= Problem to work on =
Copy every record below exactly.

(Data entries)
## BEGIN
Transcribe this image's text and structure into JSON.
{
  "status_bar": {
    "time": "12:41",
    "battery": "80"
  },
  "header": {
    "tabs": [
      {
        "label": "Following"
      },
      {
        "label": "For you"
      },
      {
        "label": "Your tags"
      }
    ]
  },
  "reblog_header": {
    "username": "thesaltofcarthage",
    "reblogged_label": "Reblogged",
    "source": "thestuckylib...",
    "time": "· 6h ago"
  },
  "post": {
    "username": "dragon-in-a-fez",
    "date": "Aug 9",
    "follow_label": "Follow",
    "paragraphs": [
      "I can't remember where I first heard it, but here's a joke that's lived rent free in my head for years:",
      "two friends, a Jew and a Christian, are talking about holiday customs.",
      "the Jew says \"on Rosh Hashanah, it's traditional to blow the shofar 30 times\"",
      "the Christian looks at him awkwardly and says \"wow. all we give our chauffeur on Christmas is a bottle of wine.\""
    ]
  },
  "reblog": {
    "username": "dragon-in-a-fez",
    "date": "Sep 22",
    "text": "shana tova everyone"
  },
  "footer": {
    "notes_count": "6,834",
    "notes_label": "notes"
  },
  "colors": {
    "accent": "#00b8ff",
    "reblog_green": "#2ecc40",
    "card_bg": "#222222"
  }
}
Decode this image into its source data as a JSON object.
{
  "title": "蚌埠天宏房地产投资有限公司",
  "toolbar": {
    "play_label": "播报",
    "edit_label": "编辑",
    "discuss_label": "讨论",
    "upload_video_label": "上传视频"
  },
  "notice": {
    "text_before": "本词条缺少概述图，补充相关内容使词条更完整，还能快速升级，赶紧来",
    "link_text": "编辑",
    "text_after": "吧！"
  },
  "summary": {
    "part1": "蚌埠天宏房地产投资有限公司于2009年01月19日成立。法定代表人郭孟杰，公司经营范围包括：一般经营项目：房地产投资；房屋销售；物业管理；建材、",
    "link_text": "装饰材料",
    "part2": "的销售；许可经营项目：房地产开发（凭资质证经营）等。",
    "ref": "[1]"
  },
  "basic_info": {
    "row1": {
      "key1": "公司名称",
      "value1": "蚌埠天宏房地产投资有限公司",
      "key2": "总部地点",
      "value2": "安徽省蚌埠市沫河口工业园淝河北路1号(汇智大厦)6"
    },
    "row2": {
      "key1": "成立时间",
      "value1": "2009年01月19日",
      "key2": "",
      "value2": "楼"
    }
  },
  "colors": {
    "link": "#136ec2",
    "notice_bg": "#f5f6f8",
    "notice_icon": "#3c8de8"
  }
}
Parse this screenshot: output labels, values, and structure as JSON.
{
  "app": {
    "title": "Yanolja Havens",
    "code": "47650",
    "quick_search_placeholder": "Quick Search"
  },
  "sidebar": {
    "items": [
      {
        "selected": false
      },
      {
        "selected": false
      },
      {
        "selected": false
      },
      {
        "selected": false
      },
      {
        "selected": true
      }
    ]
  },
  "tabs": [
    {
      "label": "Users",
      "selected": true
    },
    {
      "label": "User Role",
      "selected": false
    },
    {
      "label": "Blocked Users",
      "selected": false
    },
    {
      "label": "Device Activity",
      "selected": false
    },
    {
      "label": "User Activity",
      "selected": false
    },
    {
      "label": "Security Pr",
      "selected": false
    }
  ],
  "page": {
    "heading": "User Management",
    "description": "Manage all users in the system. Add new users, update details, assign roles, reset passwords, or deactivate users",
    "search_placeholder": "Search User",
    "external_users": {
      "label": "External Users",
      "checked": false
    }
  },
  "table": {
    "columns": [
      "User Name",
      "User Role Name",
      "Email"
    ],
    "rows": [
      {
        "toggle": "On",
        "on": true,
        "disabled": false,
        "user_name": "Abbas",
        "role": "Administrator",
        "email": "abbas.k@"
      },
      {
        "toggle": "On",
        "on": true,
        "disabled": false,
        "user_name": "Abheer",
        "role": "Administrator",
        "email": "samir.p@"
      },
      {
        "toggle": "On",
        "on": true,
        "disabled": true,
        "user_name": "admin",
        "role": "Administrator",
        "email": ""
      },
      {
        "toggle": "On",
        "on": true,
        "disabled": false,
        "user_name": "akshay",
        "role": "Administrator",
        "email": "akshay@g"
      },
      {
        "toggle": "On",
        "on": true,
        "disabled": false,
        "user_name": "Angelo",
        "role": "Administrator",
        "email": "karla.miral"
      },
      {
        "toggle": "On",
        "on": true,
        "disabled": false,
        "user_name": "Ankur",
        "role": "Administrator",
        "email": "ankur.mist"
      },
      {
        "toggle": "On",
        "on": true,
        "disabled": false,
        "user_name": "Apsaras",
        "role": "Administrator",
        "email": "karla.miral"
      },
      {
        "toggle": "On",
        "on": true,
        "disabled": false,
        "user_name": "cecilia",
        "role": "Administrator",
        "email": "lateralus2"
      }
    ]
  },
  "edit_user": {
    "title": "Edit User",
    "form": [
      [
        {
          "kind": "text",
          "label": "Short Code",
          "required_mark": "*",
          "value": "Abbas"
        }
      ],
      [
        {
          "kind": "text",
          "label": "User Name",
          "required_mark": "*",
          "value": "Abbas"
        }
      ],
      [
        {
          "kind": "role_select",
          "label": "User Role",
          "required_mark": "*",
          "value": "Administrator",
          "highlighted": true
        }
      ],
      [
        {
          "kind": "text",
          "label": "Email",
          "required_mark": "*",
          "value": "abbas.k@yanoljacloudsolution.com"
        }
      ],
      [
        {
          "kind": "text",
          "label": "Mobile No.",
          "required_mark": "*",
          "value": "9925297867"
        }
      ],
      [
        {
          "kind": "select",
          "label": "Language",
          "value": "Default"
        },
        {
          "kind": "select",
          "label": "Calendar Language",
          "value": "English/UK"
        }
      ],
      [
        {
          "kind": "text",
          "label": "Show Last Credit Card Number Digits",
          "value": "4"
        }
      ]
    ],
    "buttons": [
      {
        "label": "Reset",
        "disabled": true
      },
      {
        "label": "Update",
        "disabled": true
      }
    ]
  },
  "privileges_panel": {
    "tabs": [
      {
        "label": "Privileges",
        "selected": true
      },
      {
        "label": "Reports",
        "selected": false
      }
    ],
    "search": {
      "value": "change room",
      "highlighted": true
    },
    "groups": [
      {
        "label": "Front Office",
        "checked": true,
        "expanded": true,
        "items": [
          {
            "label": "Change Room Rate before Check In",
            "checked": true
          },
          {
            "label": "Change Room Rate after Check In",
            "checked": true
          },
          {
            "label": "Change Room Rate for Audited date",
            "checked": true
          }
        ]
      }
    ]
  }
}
## END
= Answer =
Transcribe this image's text and structure into JSON.
{
  "status_bar": {
    "time": "12:41",
    "battery": "80"
  },
  "header": {
    "tabs": [
      {
        "label": "Following"
      },
      {
        "label": "For you"
      },
      {
        "label": "Your tags"
      }
    ]
  },
  "reblog_header": {
    "username": "thesaltofcarthage",
    "reblogged_label": "Reblogged",
    "source": "thestuckylib...",
    "time": "· 6h ago"
  },
  "post": {
    "username": "dragon-in-a-fez",
    "date": "Aug 9",
    "follow_label": "Follow",
    "paragraphs": [
      "I can't remember where I first heard it, but here's a joke that's lived rent free in my head for years:",
      "two friends, a Jew and a Christian, are talking about holiday customs.",
      "the Jew says \"on Rosh Hashanah, it's traditional to blow the shofar 30 times\"",
      "the Christian looks at him awkwardly and says \"wow. all we give our chauffeur on Christmas is a bottle of wine.\""
    ]
  },
  "reblog": {
    "username": "dragon-in-a-fez",
    "date": "Sep 22",
    "text": "shana tova everyone"
  },
  "footer": {
    "notes_count": "6,834",
    "notes_label": "notes"
  },
  "colors": {
    "accent": "#00b8ff",
    "reblog_green": "#2ecc40",
    "card_bg": "#222222"
  }
}
Decode this image into its source data as a JSON object.
{
  "title": "蚌埠天宏房地产投资有限公司",
  "toolbar": {
    "play_label": "播报",
    "edit_label": "编辑",
    "discuss_label": "讨论",
    "upload_video_label": "上传视频"
  },
  "notice": {
    "text_before": "本词条缺少概述图，补充相关内容使词条更完整，还能快速升级，赶紧来",
    "link_text": "编辑",
    "text_after": "吧！"
  },
  "summary": {
    "part1": "蚌埠天宏房地产投资有限公司于2009年01月19日成立。法定代表人郭孟杰，公司经营范围包括：一般经营项目：房地产投资；房屋销售；物业管理；建材、",
    "link_text": "装饰材料",
    "part2": "的销售；许可经营项目：房地产开发（凭资质证经营）等。",
    "ref": "[1]"
  },
  "basic_info": {
    "row1": {
      "key1": "公司名称",
      "value1": "蚌埠天宏房地产投资有限公司",
      "key2": "总部地点",
      "value2": "安徽省蚌埠市沫河口工业园淝河北路1号(汇智大厦)6"
    },
    "row2": {
      "key1": "成立时间",
      "value1": "2009年01月19日",
      "key2": "",
      "value2": "楼"
    }
  },
  "colors": {
    "link": "#136ec2",
    "notice_bg": "#f5f6f8",
    "notice_icon": "#3c8de8"
  }
}
Parse this screenshot: output labels, values, and structure as JSON.
{
  "app": {
    "title": "Yanolja Havens",
    "code": "47650",
    "quick_search_placeholder": "Quick Search"
  },
  "sidebar": {
    "items": [
      {
        "selected": false
      },
      {
        "selected": false
      },
      {
        "selected": false
      },
      {
        "selected": false
      },
      {
        "selected": true
      }
    ]
  },
  "tabs": [
    {
      "label": "Users",
      "selected": true
    },
    {
      "label": "User Role",
      "selected": false
    },
    {
      "label": "Blocked Users",
      "selected": false
    },
    {
      "label": "Device Activity",
      "selected": false
    },
    {
      "label": "User Activity",
      "selected": false
    },
    {
      "label": "Security Pr",
      "selected": false
    }
  ],
  "page": {
    "heading": "User Management",
    "description": "Manage all users in the system. Add new users, update details, assign roles, reset passwords, or deactivate users",
    "search_placeholder": "Search User",
    "external_users": {
      "label": "External Users",
      "checked": false
    }
  },
  "table": {
    "columns": [
      "User Name",
      "User Role Name",
      "Email"
    ],
    "rows": [
      {
        "toggle": "On",
        "on": true,
        "disabled": false,
        "user_name": "Abbas",
        "role": "Administrator",
        "email": "abbas.k@"
      },
      {
        "toggle": "On",
        "on": true,
        "disabled": false,
        "user_name": "Abheer",
        "role": "Administrator",
        "email": "samir.p@"
      },
      {
        "toggle": "On",
        "on": true,
        "disabled": true,
        "user_name": "admin",
        "role": "Administrator",
        "email": ""
      },
      {
        "toggle": "On",
        "on": true,
        "disabled": false,
        "user_name": "akshay",
        "role": "Administrator",
        "email": "akshay@g"
      },
      {
        "toggle": "On",
        "on": true,
        "disabled": false,
        "user_name": "Angelo",
        "role": "Administrator",
        "email": "karla.miral"
      },
      {
        "toggle": "On",
        "on": true,
        "disabled": false,
        "user_name": "Ankur",
        "role": "Administrator",
        "email": "ankur.mist"
      },
      {
        "toggle": "On",
        "on": true,
        "disabled": false,
        "user_name": "Apsaras",
        "role": "Administrator",
        "email": "karla.miral"
      },
      {
        "toggle": "On",
        "on": true,
        "disabled": false,
        "user_name": "cecilia",
        "role": "Administrator",
        "email": "lateralus2"
      }
    ]
  },
  "edit_user": {
    "title": "Edit User",
    "form": [
      [
        {
          "kind": "text",
          "label": "Short Code",
          "required_mark": "*",
          "value": "Abbas"
        }
      ],
      [
        {
          "kind": "text",
          "label": "User Name",
          "required_mark": "*",
          "value": "Abbas"
        }
      ],
      [
        {
          "kind": "role_select",
          "label": "User Role",
          "required_mark": "*",
          "value": "Administrator",
          "highlighted": true
        }
      ],
      [
        {
          "kind": "text",
          "label": "Email",
          "required_mark": "*",
          "value": "abbas.k@yanoljacloudsolution.com"
        }
      ],
      [
        {
          "kind": "text",
          "label": "Mobile No.",
          "required_mark": "*",
          "value": "9925297867"
        }
      ],
      [
        {
          "kind": "select",
          "label": "Language",
          "value": "Default"
        },
        {
          "kind": "select",
          "label": "Calendar Language",
          "value": "English/UK"
        }
      ],
      [
        {
          "kind": "text",
          "label": "Show Last Credit Card Number Digits",
          "value": "4"
        }
      ]
    ],
    "buttons": [
      {
        "label": "Reset",
        "disabled": true
      },
      {
        "label": "Update",
        "disabled": true
      }
    ]
  },
  "privileges_panel": {
    "tabs": [
      {
        "label": "Privileges",
        "selected": true
      },
      {
        "label": "Reports",
        "selected": false
      }
    ],
    "search": {
      "value": "change room",
      "highlighted": true
    },
    "groups": [
      {
        "label": "Front Office",
        "checked": true,
        "expanded": true,
        "items": [
          {
            "label": "Change Room Rate before Check In",
            "checked": true
          },
          {
            "label": "Change Room Rate after Check In",
            "checked": true
          },
          {
            "label": "Change Room Rate for Audited date",
            "checked": true
          }
        ]
      }
    ]
  }
}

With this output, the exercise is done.